------ DATA ROWS
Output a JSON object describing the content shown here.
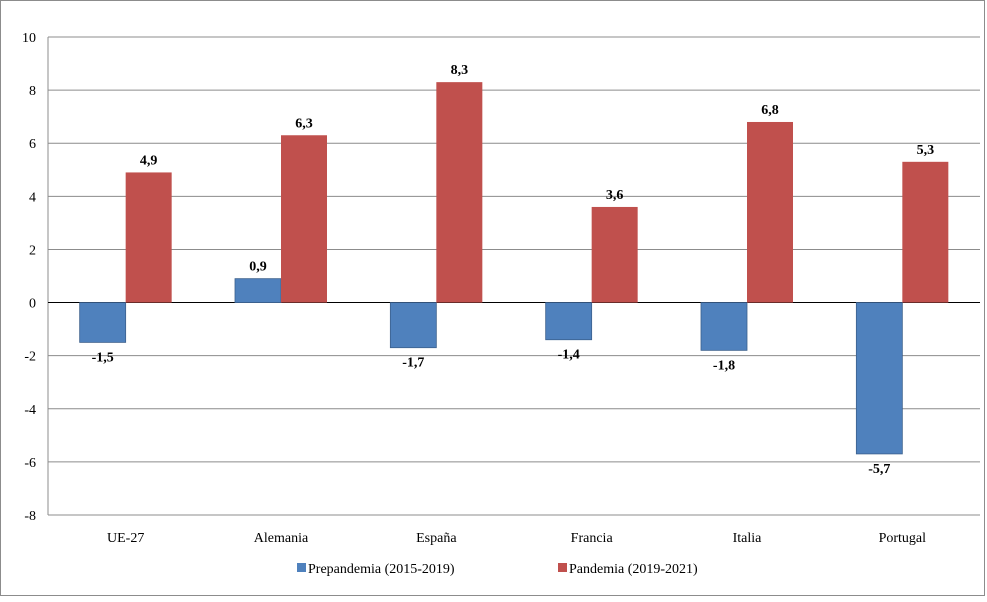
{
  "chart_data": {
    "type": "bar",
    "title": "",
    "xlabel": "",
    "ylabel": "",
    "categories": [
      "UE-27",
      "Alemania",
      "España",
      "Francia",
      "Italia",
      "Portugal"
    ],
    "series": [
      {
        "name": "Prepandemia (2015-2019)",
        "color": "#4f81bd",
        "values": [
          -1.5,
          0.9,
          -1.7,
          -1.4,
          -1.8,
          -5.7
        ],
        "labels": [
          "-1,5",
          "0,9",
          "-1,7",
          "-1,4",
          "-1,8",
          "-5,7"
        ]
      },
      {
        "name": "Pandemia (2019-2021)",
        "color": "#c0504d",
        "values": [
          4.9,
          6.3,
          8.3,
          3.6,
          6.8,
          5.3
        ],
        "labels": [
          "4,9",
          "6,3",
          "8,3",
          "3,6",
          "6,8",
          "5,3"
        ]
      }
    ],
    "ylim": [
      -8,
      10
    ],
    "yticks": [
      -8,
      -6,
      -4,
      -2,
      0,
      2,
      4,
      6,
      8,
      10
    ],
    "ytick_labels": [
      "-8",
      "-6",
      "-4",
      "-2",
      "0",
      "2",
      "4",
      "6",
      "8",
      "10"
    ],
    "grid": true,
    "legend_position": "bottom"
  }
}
------------
Scan the records above, count the lines with "name" in them, and give only the number.

2